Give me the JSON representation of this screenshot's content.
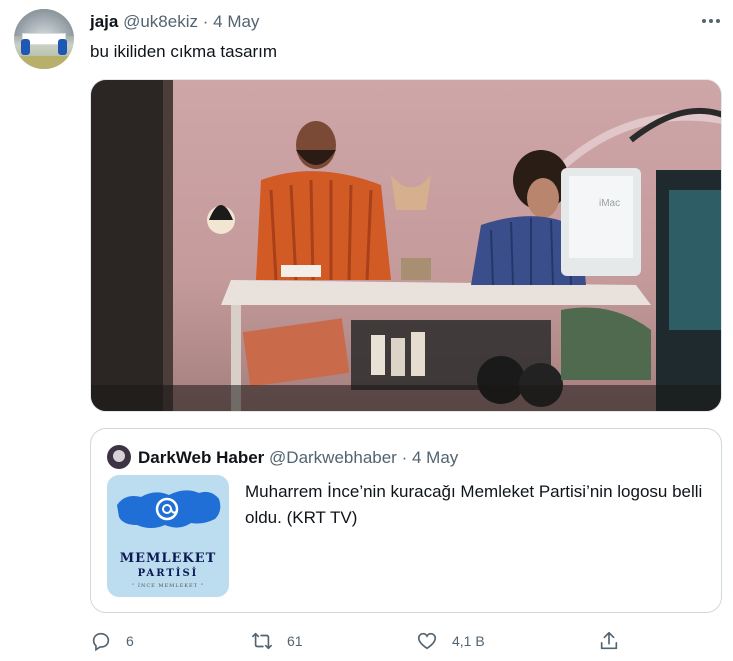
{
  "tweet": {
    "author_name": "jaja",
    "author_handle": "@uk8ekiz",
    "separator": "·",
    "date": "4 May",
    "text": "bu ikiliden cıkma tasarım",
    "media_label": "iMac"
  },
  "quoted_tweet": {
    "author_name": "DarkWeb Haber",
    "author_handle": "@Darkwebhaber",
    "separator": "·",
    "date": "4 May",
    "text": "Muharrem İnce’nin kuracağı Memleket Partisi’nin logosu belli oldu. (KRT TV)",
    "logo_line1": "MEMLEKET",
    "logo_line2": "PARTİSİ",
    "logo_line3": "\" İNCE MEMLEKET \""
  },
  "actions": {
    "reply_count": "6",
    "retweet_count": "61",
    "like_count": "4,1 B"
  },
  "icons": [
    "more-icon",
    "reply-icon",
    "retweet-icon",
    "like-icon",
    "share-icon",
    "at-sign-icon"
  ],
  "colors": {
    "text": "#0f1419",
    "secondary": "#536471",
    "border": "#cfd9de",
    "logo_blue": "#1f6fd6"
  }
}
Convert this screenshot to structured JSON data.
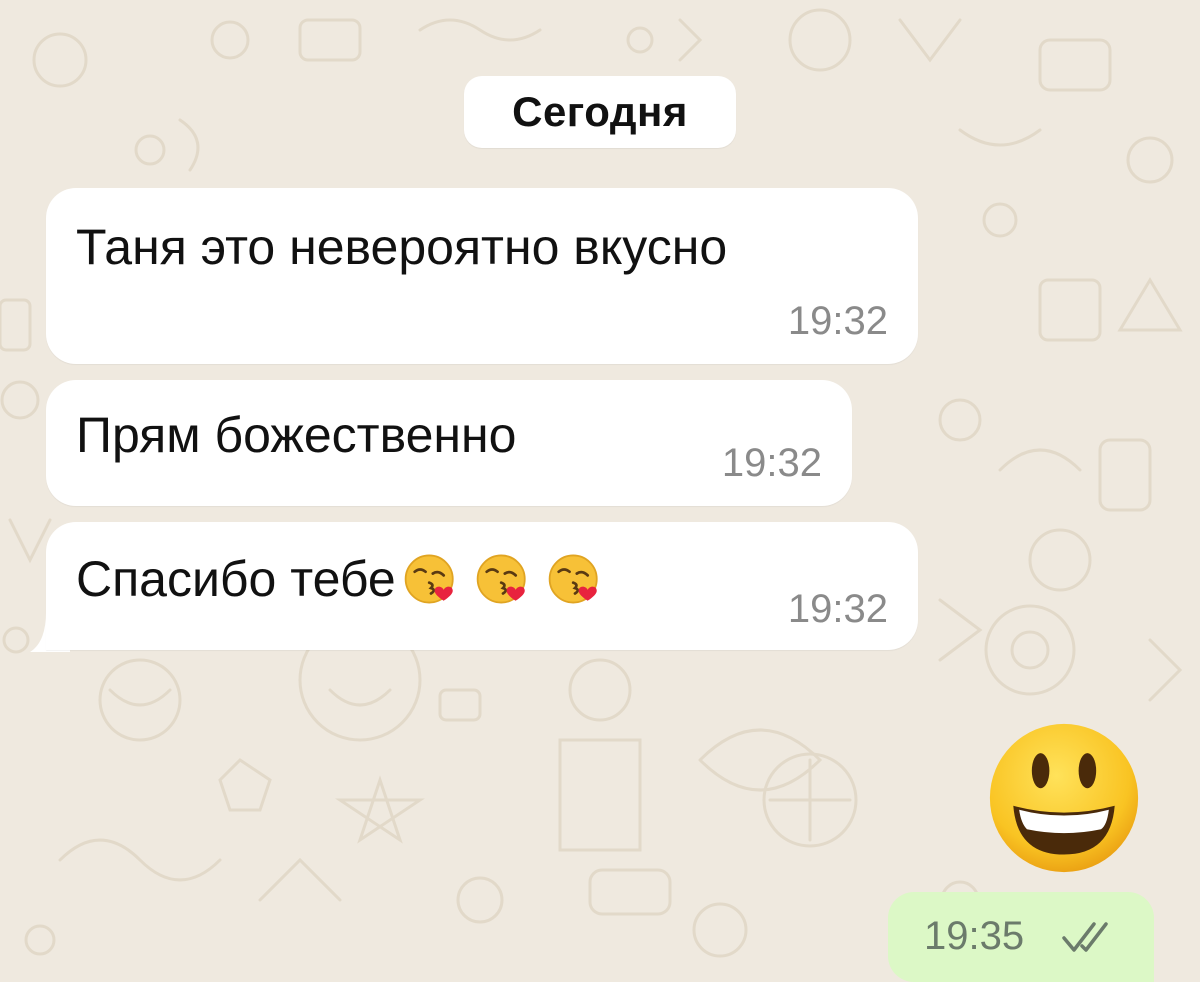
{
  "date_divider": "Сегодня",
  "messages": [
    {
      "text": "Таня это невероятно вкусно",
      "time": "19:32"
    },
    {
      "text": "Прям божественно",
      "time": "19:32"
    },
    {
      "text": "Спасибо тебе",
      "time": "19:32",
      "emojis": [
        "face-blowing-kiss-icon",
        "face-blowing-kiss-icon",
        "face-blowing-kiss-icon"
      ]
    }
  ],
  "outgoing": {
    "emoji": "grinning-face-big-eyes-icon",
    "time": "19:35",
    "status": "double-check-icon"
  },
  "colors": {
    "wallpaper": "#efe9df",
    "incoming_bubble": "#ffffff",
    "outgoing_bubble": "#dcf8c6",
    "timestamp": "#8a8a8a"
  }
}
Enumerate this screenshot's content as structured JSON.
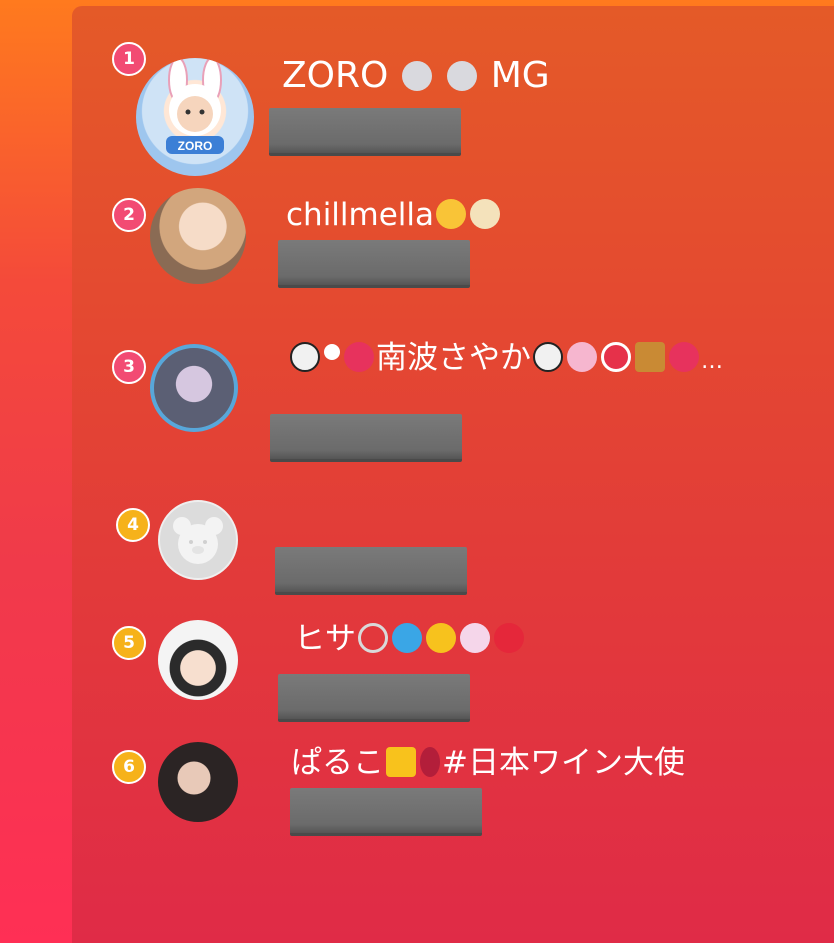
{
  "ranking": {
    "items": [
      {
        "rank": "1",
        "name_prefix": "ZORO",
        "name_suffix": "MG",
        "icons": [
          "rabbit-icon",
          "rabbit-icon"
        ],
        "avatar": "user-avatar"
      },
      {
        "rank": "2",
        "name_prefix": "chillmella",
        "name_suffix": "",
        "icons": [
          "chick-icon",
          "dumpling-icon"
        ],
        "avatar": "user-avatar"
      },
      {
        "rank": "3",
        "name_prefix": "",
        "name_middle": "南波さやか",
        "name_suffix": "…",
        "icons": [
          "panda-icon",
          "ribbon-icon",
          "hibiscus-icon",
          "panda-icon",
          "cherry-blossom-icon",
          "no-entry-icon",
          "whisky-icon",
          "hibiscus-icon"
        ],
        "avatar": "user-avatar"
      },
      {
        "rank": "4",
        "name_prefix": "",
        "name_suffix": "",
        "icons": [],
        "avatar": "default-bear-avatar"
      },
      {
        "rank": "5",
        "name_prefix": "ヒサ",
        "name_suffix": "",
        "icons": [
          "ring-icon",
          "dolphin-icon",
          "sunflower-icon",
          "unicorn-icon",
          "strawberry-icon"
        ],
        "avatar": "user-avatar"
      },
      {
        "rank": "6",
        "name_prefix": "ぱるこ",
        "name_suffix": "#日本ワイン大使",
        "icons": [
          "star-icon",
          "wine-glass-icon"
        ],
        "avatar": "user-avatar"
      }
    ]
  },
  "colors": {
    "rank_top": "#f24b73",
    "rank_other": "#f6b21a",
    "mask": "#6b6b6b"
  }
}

Aim = Pictures are excluded; output everything else in the data verbatim.

Correct output =
Give me the JSON representation of this screenshot's content.
{
  "tweet": {
    "author_name": "jaja",
    "author_handle": "@uk8ekiz",
    "separator": "·",
    "date": "4 May",
    "text": "bu ikiliden cıkma tasarım",
    "media_label": "iMac"
  },
  "quoted_tweet": {
    "author_name": "DarkWeb Haber",
    "author_handle": "@Darkwebhaber",
    "separator": "·",
    "date": "4 May",
    "text": "Muharrem İnce’nin kuracağı Memleket Partisi’nin logosu belli oldu. (KRT TV)",
    "logo_line1": "MEMLEKET",
    "logo_line2": "PARTİSİ",
    "logo_line3": "\" İNCE MEMLEKET \""
  },
  "actions": {
    "reply_count": "6",
    "retweet_count": "61",
    "like_count": "4,1 B"
  },
  "icons": [
    "more-icon",
    "reply-icon",
    "retweet-icon",
    "like-icon",
    "share-icon",
    "at-sign-icon"
  ],
  "colors": {
    "text": "#0f1419",
    "secondary": "#536471",
    "border": "#cfd9de",
    "logo_blue": "#1f6fd6"
  }
}
Convert this screenshot to structured JSON data.
{
  "date_divider": "Сегодня",
  "messages": [
    {
      "text": "Таня это невероятно вкусно",
      "time": "19:32"
    },
    {
      "text": "Прям божественно",
      "time": "19:32"
    },
    {
      "text": "Спасибо тебе",
      "time": "19:32",
      "emojis": [
        "face-blowing-kiss-icon",
        "face-blowing-kiss-icon",
        "face-blowing-kiss-icon"
      ]
    }
  ],
  "outgoing": {
    "emoji": "grinning-face-big-eyes-icon",
    "time": "19:35",
    "status": "double-check-icon"
  },
  "colors": {
    "wallpaper": "#efe9df",
    "incoming_bubble": "#ffffff",
    "outgoing_bubble": "#dcf8c6",
    "timestamp": "#8a8a8a"
  }
}
Enumerate this screenshot's content as structured JSON.
{
  "ranking": {
    "items": [
      {
        "rank": "1",
        "name_prefix": "ZORO",
        "name_suffix": "MG",
        "icons": [
          "rabbit-icon",
          "rabbit-icon"
        ],
        "avatar": "user-avatar"
      },
      {
        "rank": "2",
        "name_prefix": "chillmella",
        "name_suffix": "",
        "icons": [
          "chick-icon",
          "dumpling-icon"
        ],
        "avatar": "user-avatar"
      },
      {
        "rank": "3",
        "name_prefix": "",
        "name_middle": "南波さやか",
        "name_suffix": "…",
        "icons": [
          "panda-icon",
          "ribbon-icon",
          "hibiscus-icon",
          "panda-icon",
          "cherry-blossom-icon",
          "no-entry-icon",
          "whisky-icon",
          "hibiscus-icon"
        ],
        "avatar": "user-avatar"
      },
      {
        "rank": "4",
        "name_prefix": "",
        "name_suffix": "",
        "icons": [],
        "avatar": "default-bear-avatar"
      },
      {
        "rank": "5",
        "name_prefix": "ヒサ",
        "name_suffix": "",
        "icons": [
          "ring-icon",
          "dolphin-icon",
          "sunflower-icon",
          "unicorn-icon",
          "strawberry-icon"
        ],
        "avatar": "user-avatar"
      },
      {
        "rank": "6",
        "name_prefix": "ぱるこ",
        "name_suffix": "#日本ワイン大使",
        "icons": [
          "star-icon",
          "wine-glass-icon"
        ],
        "avatar": "user-avatar"
      }
    ]
  },
  "colors": {
    "rank_top": "#f24b73",
    "rank_other": "#f6b21a",
    "mask": "#6b6b6b"
  }
}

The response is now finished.